→ **GIVEN INSTRUCTION**: Will you output the entries below exactly, skipping every image they contain?
BEGIN PROVIDED DATA
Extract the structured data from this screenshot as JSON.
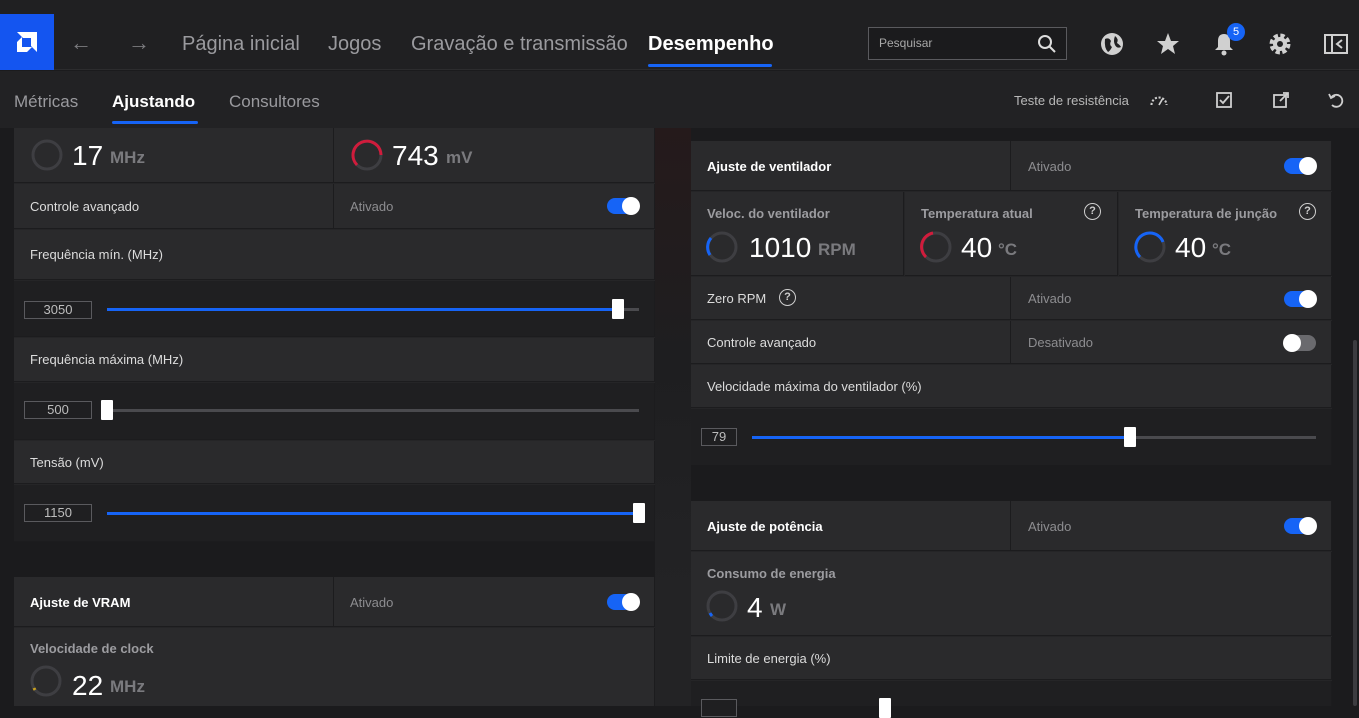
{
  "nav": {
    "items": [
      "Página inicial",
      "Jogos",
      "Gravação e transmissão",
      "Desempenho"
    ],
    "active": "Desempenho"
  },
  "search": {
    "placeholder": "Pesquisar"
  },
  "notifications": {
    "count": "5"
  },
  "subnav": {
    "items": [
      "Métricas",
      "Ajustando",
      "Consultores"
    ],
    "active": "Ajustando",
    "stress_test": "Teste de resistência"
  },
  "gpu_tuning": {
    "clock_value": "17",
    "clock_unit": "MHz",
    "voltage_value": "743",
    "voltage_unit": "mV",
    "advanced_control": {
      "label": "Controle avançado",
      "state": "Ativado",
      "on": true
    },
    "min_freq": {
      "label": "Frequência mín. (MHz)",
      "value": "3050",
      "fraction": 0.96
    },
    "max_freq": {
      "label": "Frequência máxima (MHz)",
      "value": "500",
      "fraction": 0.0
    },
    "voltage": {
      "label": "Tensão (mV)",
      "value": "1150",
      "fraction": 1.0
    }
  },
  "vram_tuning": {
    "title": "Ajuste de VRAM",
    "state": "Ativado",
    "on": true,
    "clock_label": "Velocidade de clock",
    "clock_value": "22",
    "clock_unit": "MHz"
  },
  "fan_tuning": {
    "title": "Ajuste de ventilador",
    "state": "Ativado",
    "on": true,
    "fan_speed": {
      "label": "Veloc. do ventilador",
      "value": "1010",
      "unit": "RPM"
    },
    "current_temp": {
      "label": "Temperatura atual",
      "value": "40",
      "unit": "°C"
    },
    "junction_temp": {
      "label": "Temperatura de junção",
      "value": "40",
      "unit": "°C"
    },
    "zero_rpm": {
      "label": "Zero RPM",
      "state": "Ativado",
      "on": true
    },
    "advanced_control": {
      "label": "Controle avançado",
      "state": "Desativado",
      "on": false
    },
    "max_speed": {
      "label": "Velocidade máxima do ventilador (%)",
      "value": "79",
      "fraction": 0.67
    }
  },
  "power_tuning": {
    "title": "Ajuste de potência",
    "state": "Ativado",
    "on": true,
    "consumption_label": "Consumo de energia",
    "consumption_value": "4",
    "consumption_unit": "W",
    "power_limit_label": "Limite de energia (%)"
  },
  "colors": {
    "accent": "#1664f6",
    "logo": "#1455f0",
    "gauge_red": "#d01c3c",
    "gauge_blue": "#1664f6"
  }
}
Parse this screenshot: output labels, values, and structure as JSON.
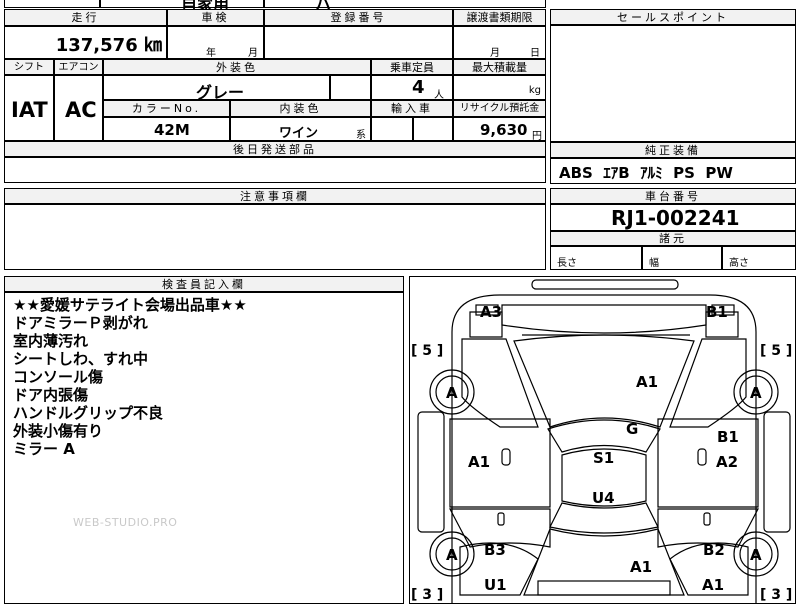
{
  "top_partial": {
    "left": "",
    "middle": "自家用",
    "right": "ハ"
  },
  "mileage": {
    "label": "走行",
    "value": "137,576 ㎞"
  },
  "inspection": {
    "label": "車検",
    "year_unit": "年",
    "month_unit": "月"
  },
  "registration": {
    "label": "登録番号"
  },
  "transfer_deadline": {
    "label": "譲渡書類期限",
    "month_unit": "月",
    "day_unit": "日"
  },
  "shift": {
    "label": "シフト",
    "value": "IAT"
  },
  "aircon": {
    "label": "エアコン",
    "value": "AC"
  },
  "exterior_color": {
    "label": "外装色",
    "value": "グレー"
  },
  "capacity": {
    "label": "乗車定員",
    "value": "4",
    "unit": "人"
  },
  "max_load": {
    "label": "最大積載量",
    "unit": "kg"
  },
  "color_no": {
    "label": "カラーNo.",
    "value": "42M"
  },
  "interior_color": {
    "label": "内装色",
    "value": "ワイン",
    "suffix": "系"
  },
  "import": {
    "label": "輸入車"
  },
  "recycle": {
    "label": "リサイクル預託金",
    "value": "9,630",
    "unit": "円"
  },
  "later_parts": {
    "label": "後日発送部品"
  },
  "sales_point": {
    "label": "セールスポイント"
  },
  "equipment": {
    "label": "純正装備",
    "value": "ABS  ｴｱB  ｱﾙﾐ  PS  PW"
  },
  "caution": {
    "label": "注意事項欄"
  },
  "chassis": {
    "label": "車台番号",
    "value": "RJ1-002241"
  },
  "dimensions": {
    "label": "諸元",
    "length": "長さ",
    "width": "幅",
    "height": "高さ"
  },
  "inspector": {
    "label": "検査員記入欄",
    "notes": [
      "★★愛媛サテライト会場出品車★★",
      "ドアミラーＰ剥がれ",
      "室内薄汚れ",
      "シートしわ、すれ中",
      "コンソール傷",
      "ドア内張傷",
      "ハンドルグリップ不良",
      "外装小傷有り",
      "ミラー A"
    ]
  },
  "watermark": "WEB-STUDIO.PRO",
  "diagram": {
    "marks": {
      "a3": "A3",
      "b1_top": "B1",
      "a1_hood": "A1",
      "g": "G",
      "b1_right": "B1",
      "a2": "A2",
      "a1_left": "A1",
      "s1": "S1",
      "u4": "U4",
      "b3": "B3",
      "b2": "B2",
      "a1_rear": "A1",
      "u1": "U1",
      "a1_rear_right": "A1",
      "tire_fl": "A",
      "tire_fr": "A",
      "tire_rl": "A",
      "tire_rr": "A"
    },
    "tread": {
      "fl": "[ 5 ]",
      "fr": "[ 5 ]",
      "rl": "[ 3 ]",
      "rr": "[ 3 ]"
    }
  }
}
END PROVIDED DATA
→ **SOLUTION**:
Extract the structured data from this screenshot as JSON.
{
  "nav": {
    "items": [
      "Página inicial",
      "Jogos",
      "Gravação e transmissão",
      "Desempenho"
    ],
    "active": "Desempenho"
  },
  "search": {
    "placeholder": "Pesquisar"
  },
  "notifications": {
    "count": "5"
  },
  "subnav": {
    "items": [
      "Métricas",
      "Ajustando",
      "Consultores"
    ],
    "active": "Ajustando",
    "stress_test": "Teste de resistência"
  },
  "gpu_tuning": {
    "clock_value": "17",
    "clock_unit": "MHz",
    "voltage_value": "743",
    "voltage_unit": "mV",
    "advanced_control": {
      "label": "Controle avançado",
      "state": "Ativado",
      "on": true
    },
    "min_freq": {
      "label": "Frequência mín. (MHz)",
      "value": "3050",
      "fraction": 0.96
    },
    "max_freq": {
      "label": "Frequência máxima (MHz)",
      "value": "500",
      "fraction": 0.0
    },
    "voltage": {
      "label": "Tensão (mV)",
      "value": "1150",
      "fraction": 1.0
    }
  },
  "vram_tuning": {
    "title": "Ajuste de VRAM",
    "state": "Ativado",
    "on": true,
    "clock_label": "Velocidade de clock",
    "clock_value": "22",
    "clock_unit": "MHz"
  },
  "fan_tuning": {
    "title": "Ajuste de ventilador",
    "state": "Ativado",
    "on": true,
    "fan_speed": {
      "label": "Veloc. do ventilador",
      "value": "1010",
      "unit": "RPM"
    },
    "current_temp": {
      "label": "Temperatura atual",
      "value": "40",
      "unit": "°C"
    },
    "junction_temp": {
      "label": "Temperatura de junção",
      "value": "40",
      "unit": "°C"
    },
    "zero_rpm": {
      "label": "Zero RPM",
      "state": "Ativado",
      "on": true
    },
    "advanced_control": {
      "label": "Controle avançado",
      "state": "Desativado",
      "on": false
    },
    "max_speed": {
      "label": "Velocidade máxima do ventilador (%)",
      "value": "79",
      "fraction": 0.67
    }
  },
  "power_tuning": {
    "title": "Ajuste de potência",
    "state": "Ativado",
    "on": true,
    "consumption_label": "Consumo de energia",
    "consumption_value": "4",
    "consumption_unit": "W",
    "power_limit_label": "Limite de energia (%)"
  },
  "colors": {
    "accent": "#1664f6",
    "logo": "#1455f0",
    "gauge_red": "#d01c3c",
    "gauge_blue": "#1664f6"
  }
}
Parse this screenshot: output labels, values, and structure as JSON.
{
  "top_partial": {
    "left": "",
    "middle": "自家用",
    "right": "ハ"
  },
  "mileage": {
    "label": "走行",
    "value": "137,576 ㎞"
  },
  "inspection": {
    "label": "車検",
    "year_unit": "年",
    "month_unit": "月"
  },
  "registration": {
    "label": "登録番号"
  },
  "transfer_deadline": {
    "label": "譲渡書類期限",
    "month_unit": "月",
    "day_unit": "日"
  },
  "shift": {
    "label": "シフト",
    "value": "IAT"
  },
  "aircon": {
    "label": "エアコン",
    "value": "AC"
  },
  "exterior_color": {
    "label": "外装色",
    "value": "グレー"
  },
  "capacity": {
    "label": "乗車定員",
    "value": "4",
    "unit": "人"
  },
  "max_load": {
    "label": "最大積載量",
    "unit": "kg"
  },
  "color_no": {
    "label": "カラーNo.",
    "value": "42M"
  },
  "interior_color": {
    "label": "内装色",
    "value": "ワイン",
    "suffix": "系"
  },
  "import": {
    "label": "輸入車"
  },
  "recycle": {
    "label": "リサイクル預託金",
    "value": "9,630",
    "unit": "円"
  },
  "later_parts": {
    "label": "後日発送部品"
  },
  "sales_point": {
    "label": "セールスポイント"
  },
  "equipment": {
    "label": "純正装備",
    "value": "ABS  ｴｱB  ｱﾙﾐ  PS  PW"
  },
  "caution": {
    "label": "注意事項欄"
  },
  "chassis": {
    "label": "車台番号",
    "value": "RJ1-002241"
  },
  "dimensions": {
    "label": "諸元",
    "length": "長さ",
    "width": "幅",
    "height": "高さ"
  },
  "inspector": {
    "label": "検査員記入欄",
    "notes": [
      "★★愛媛サテライト会場出品車★★",
      "ドアミラーＰ剥がれ",
      "室内薄汚れ",
      "シートしわ、すれ中",
      "コンソール傷",
      "ドア内張傷",
      "ハンドルグリップ不良",
      "外装小傷有り",
      "ミラー A"
    ]
  },
  "watermark": "WEB-STUDIO.PRO",
  "diagram": {
    "marks": {
      "a3": "A3",
      "b1_top": "B1",
      "a1_hood": "A1",
      "g": "G",
      "b1_right": "B1",
      "a2": "A2",
      "a1_left": "A1",
      "s1": "S1",
      "u4": "U4",
      "b3": "B3",
      "b2": "B2",
      "a1_rear": "A1",
      "u1": "U1",
      "a1_rear_right": "A1",
      "tire_fl": "A",
      "tire_fr": "A",
      "tire_rl": "A",
      "tire_rr": "A"
    },
    "tread": {
      "fl": "[ 5 ]",
      "fr": "[ 5 ]",
      "rl": "[ 3 ]",
      "rr": "[ 3 ]"
    }
  }
}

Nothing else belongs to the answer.